## WRITTEN REQUEST
Copy out each line that mentions the word "cumplan".

## INFORMATION GIVEN
________
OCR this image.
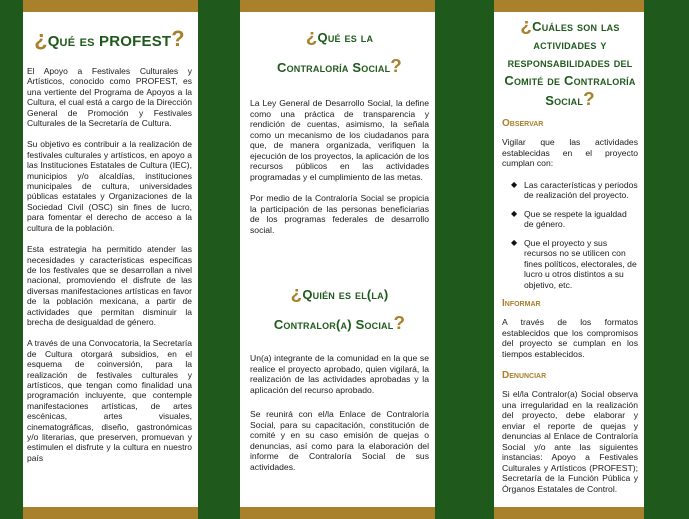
¿Qué es PROFEST?

El Apoyo a Festivales Culturales y Artísticos, conocido como PROFEST, es una vertiente del Programa de Apoyos a la Cultura, el cual está a cargo de la Dirección General de Promoción y Festivales Culturales de la Secretaría de Cultura.

Su objetivo es contribuir a la realización de festivales culturales y artísticos, en apoyo a las Instituciones Estatales de Cultura (IEC), municipios y/o alcaldías, instituciones municipales de cultura, universidades públicas estatales y Organizaciones de la Sociedad Civil (OSC) sin fines de lucro, para fomentar el derecho de acceso a la cultura de la población.

Esta estrategia ha permitido atender las necesidades y características específicas de los festivales que se desarrollan a nivel nacional, promoviendo el disfrute de las diversas manifestaciones artísticas en favor de la población mexicana, a partir de actividades que permitan disminuir la brecha de desigualdad de género.

A través de una Convocatoria, la Secretaría de Cultura otorgará subsidios, en el esquema de coinversión, para la realización de festivales culturales y artísticos, que tengan como finalidad una programación incluyente, que contemple manifestaciones artísticas, de artes escénicas, artes visuales, cinematográficas, diseño, gastronómicas y/o literarias, que preserven, promuevan y estimulen el disfrute y la cultura en nuestro país

¿Qué es la
Contraloría Social?

La Ley General de Desarrollo Social, la define como una práctica de transparencia y rendición de cuentas, asimismo, la señala como un mecanismo de los ciudadanos para que, de manera organizada, verifiquen la ejecución de los proyectos, la aplicación de los recursos públicos en las actividades programadas y el cumplimiento de las metas.

Por medio de la Contraloría Social se propicia la participación de las personas beneficiarias de los programas federales de desarrollo social.

¿Quién es el(la)
Contralor(a) Social?

Un(a) integrante de la comunidad en la que se realice el proyecto aprobado, quien vigilará, la realización de las actividades aprobadas y la aplicación del recurso aprobado.

Se reunirá con el/la Enlace de Contraloría Social, para su capacitación, constitución de comité y en su caso emisión de quejas o denuncias, así como para la elaboración del informe de Contraloría Social de sus actividades.

¿Cuáles son las
actividades y
responsabilidades del
Comité de Contraloría
Social?
Observar

Vigilar que las actividades establecidas en el proyecto cumplan con:

◆ Las características y periodos de realización del proyecto.
◆ Que se respete la igualdad de género.
◆ Que el proyecto y sus recursos no se utilicen con fines políticos, electorales, de lucro u otros distintos a su objetivo, etc.
Informar

A través de los formatos establecidos que los compromisos del proyecto se cumplan en los tiempos establecidos.

Denunciar

Si el/la Contralor(a) Social observa una irregularidad en la realización del proyecto, debe elaborar y enviar el reporte de quejas y denuncias al Enlace de Contraloría Social y/o ante las siguientes instancias: Apoyo a Festivales Culturales y Artísticos (PROFEST); Secretaría de la Función Pública y Órganos Estatales de Control.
________
## SOLVED EXERCISE
Vigilar que las actividades establecidas en el proyecto cumplan con:
A través de los formatos establecidos que los compromisos del proyecto se cumplan en los tiempos establecidos.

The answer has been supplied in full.